• Data for processing:
****************************************

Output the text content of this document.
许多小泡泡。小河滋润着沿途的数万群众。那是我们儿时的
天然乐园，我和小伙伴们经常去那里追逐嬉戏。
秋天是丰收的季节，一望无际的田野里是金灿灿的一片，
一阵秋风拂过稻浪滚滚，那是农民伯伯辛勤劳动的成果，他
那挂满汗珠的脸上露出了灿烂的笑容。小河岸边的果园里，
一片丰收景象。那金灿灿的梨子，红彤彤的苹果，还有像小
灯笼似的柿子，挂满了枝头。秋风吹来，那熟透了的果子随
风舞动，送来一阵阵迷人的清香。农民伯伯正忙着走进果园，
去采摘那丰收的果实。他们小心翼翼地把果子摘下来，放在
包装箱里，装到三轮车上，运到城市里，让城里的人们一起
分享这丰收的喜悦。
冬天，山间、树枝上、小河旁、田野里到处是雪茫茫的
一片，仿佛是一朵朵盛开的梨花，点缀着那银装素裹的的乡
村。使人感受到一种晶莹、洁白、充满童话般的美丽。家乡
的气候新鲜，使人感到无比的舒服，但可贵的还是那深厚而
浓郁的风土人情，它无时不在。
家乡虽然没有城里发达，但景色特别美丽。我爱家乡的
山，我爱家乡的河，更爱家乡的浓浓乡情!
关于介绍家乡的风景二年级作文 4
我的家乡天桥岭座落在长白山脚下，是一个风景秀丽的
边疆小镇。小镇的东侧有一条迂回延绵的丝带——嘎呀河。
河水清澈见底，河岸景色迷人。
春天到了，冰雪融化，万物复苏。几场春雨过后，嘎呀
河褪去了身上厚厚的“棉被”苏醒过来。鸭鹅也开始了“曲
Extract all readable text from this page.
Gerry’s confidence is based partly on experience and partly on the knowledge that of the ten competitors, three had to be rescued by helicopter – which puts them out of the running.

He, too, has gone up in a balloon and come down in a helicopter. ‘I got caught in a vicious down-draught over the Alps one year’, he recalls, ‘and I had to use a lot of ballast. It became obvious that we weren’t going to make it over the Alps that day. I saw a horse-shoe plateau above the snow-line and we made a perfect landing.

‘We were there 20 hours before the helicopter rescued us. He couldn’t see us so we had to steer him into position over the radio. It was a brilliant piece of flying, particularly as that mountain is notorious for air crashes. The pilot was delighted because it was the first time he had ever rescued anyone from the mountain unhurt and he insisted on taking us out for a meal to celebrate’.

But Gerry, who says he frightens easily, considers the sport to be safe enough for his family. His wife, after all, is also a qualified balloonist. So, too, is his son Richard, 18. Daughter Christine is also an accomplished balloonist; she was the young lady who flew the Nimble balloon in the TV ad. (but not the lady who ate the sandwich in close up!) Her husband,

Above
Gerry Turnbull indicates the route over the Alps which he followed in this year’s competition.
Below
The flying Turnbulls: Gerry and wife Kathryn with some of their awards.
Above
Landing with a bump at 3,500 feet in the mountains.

****************************************

• Goal:
Copy each line of the entries that includes the word "flying".

• Problem solution:
‘We were there 20 hours before the helicopter rescued us. He couldn’t see us so we had to steer him into position over the radio. It was a brilliant piece of flying, particularly as that mountain is notorious for air crashes. The pilot was delighted because it was the first time he had ever rescued anyone from the mountain unhurt and he insisted on taking us out for a meal to celebrate’.
The flying Turnbulls: Gerry and wife Kathryn with some of their awards.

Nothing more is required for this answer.